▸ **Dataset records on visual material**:
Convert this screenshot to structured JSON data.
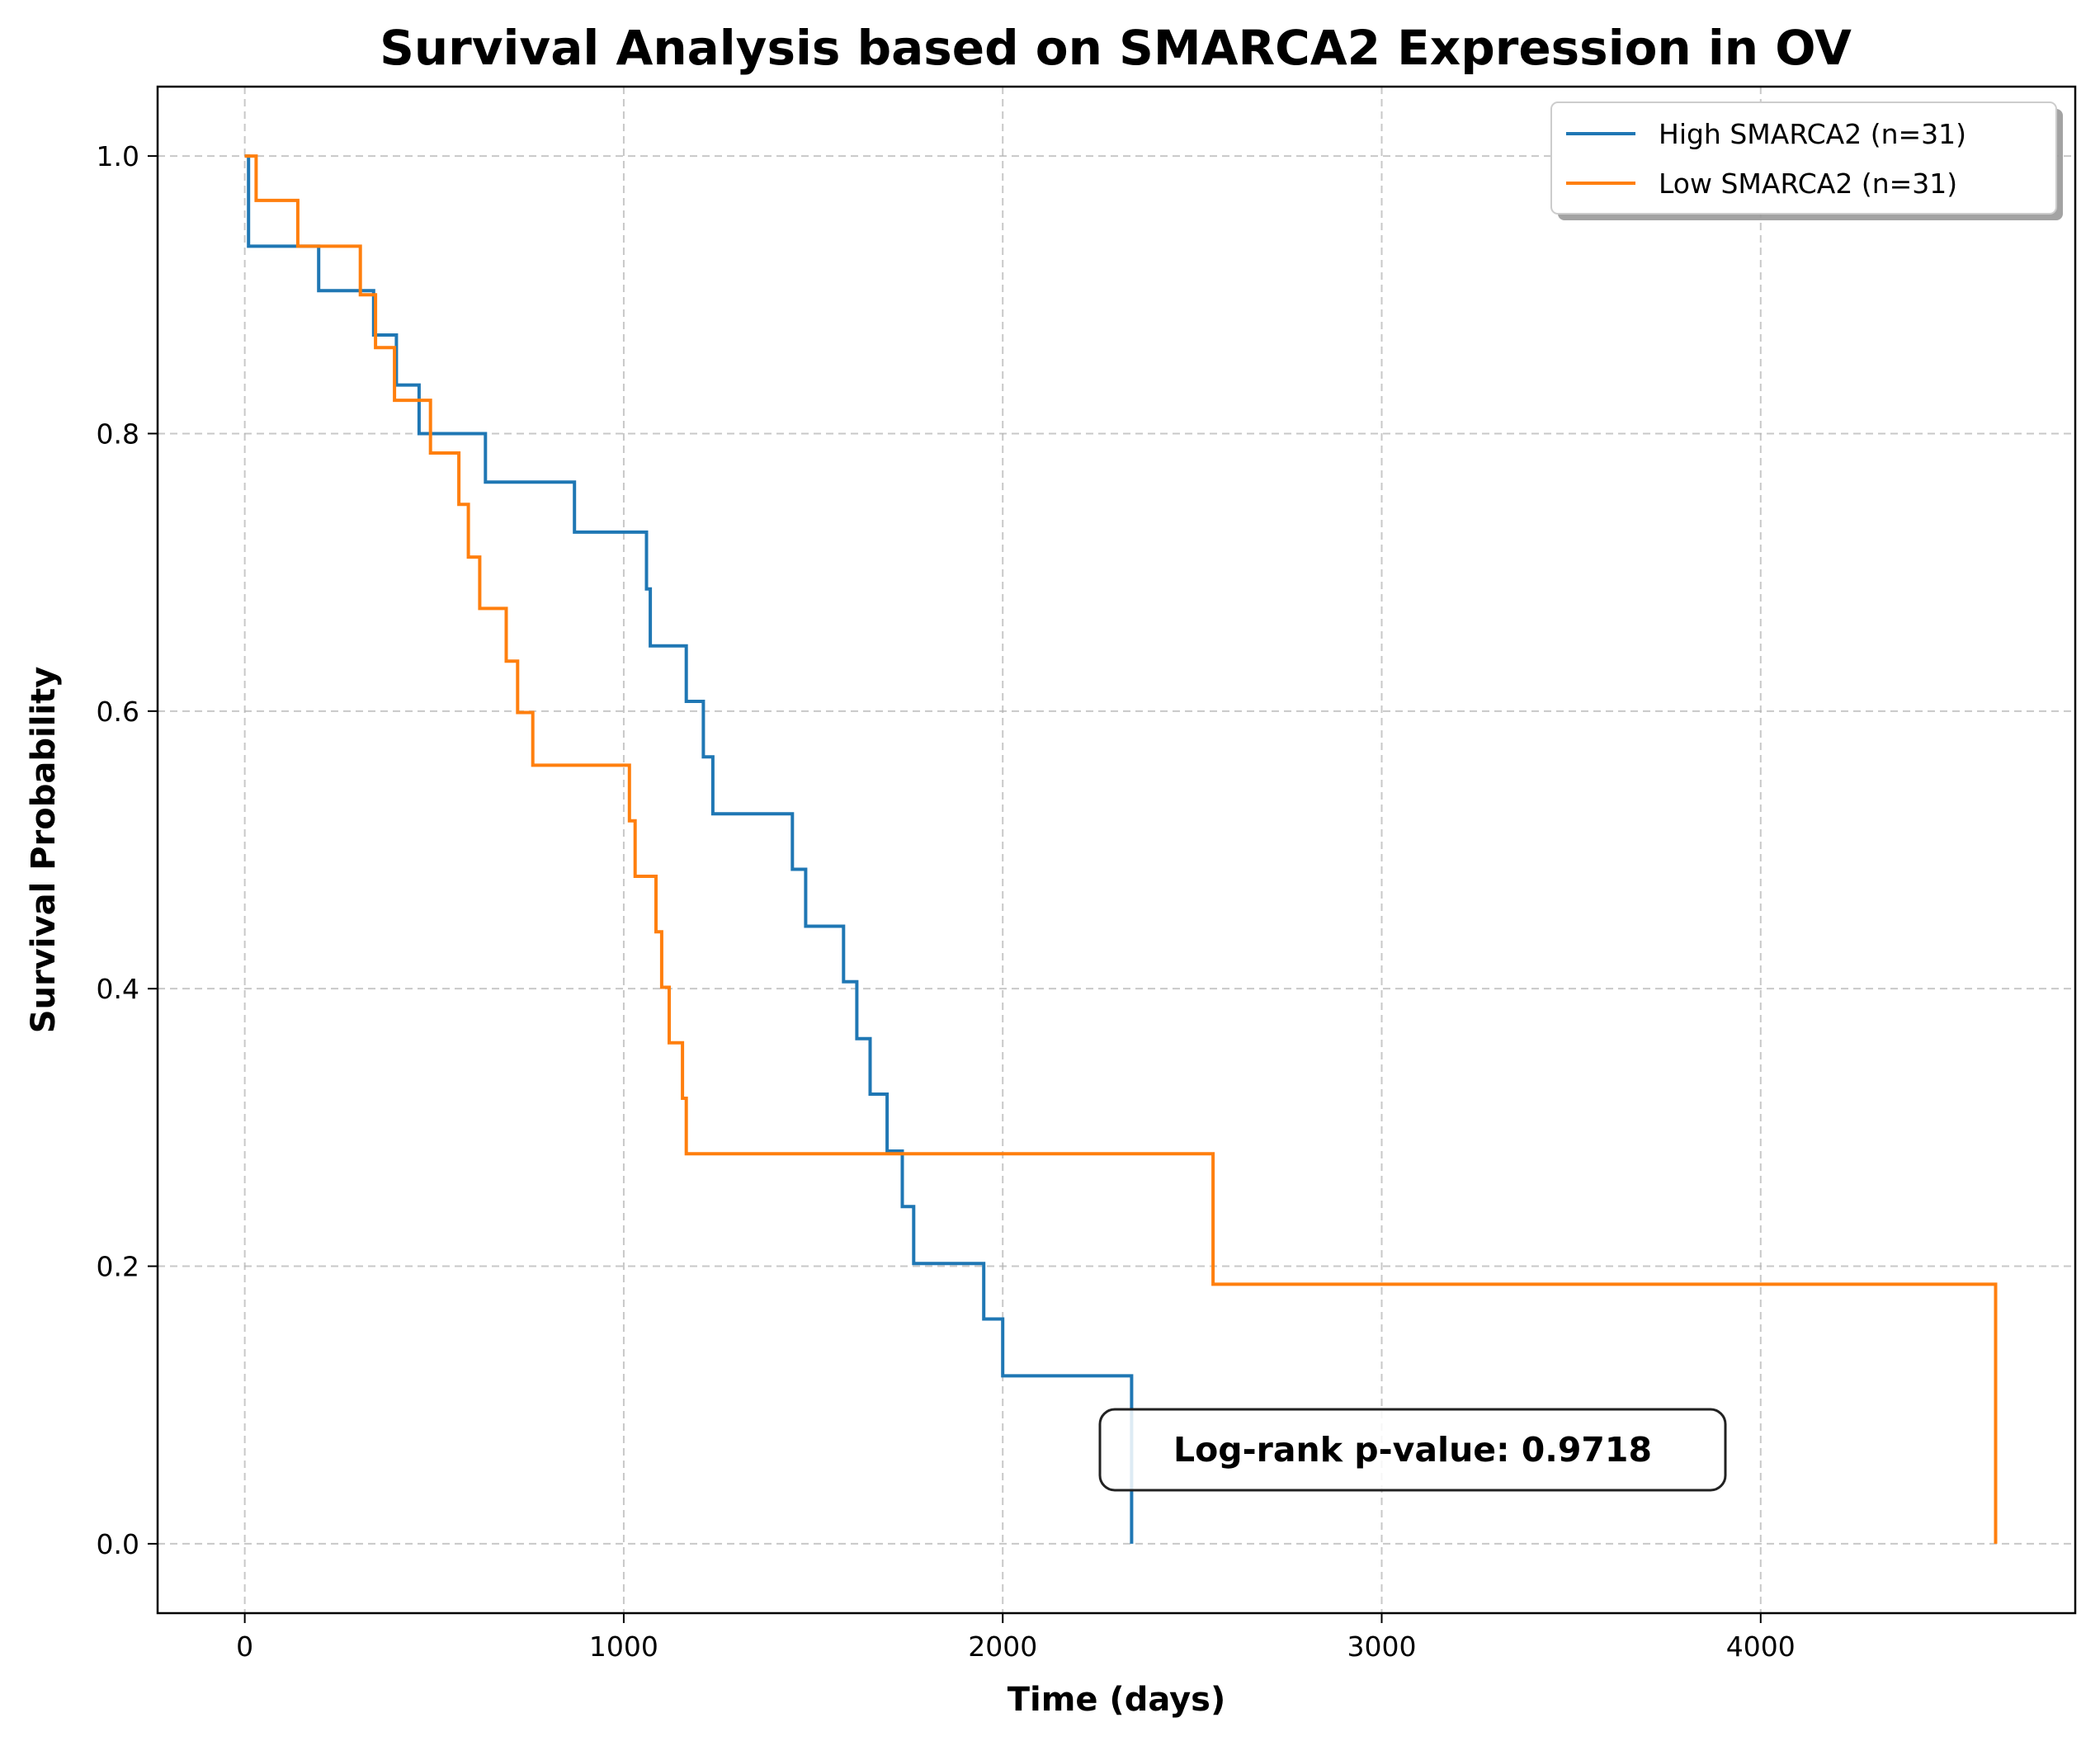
{
  "chart_data": {
    "type": "line",
    "step": true,
    "title": "Survival Analysis based on SMARCA2 Expression in OV",
    "xlabel": "Time (days)",
    "ylabel": "Survival Probability",
    "xlim": [
      -230,
      4830
    ],
    "ylim": [
      -0.05,
      1.05
    ],
    "xticks": [
      0,
      1000,
      2000,
      3000,
      4000
    ],
    "xtick_labels": [
      "0",
      "1000",
      "2000",
      "3000",
      "4000"
    ],
    "yticks": [
      0.0,
      0.2,
      0.4,
      0.6,
      0.8,
      1.0
    ],
    "ytick_labels": [
      "0.0",
      "0.2",
      "0.4",
      "0.6",
      "0.8",
      "1.0"
    ],
    "grid": true,
    "legend_position": "top-right",
    "series": [
      {
        "name": "High SMARCA2 (n=31)",
        "color": "#1f77b4",
        "x": [
          0,
          10,
          195,
          340,
          400,
          460,
          635,
          870,
          1060,
          1070,
          1165,
          1210,
          1235,
          1445,
          1480,
          1580,
          1615,
          1650,
          1695,
          1735,
          1765,
          1950,
          2000,
          2340,
          2340
        ],
        "y": [
          1.0,
          0.935,
          0.903,
          0.871,
          0.835,
          0.8,
          0.765,
          0.729,
          0.688,
          0.647,
          0.607,
          0.567,
          0.526,
          0.486,
          0.445,
          0.405,
          0.364,
          0.324,
          0.283,
          0.243,
          0.202,
          0.162,
          0.121,
          0.121,
          0.0
        ]
      },
      {
        "name": "Low SMARCA2 (n=31)",
        "color": "#ff7f0e",
        "x": [
          0,
          30,
          140,
          305,
          345,
          395,
          490,
          565,
          590,
          620,
          690,
          720,
          760,
          1015,
          1030,
          1085,
          1100,
          1120,
          1155,
          1165,
          2555,
          4620,
          4620
        ],
        "y": [
          1.0,
          0.968,
          0.935,
          0.9,
          0.862,
          0.824,
          0.786,
          0.749,
          0.711,
          0.674,
          0.636,
          0.599,
          0.561,
          0.521,
          0.481,
          0.441,
          0.401,
          0.361,
          0.321,
          0.281,
          0.187,
          0.187,
          0.0
        ]
      }
    ],
    "annotation": "Log-rank p-value: 0.9718"
  }
}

▸ **Exercise prompt**: Review the material and copy each line in which the word "name" appears.

▸ **Task response**:
        "name": "High SMARCA2 (n=31)",
        "name": "Low SMARCA2 (n=31)",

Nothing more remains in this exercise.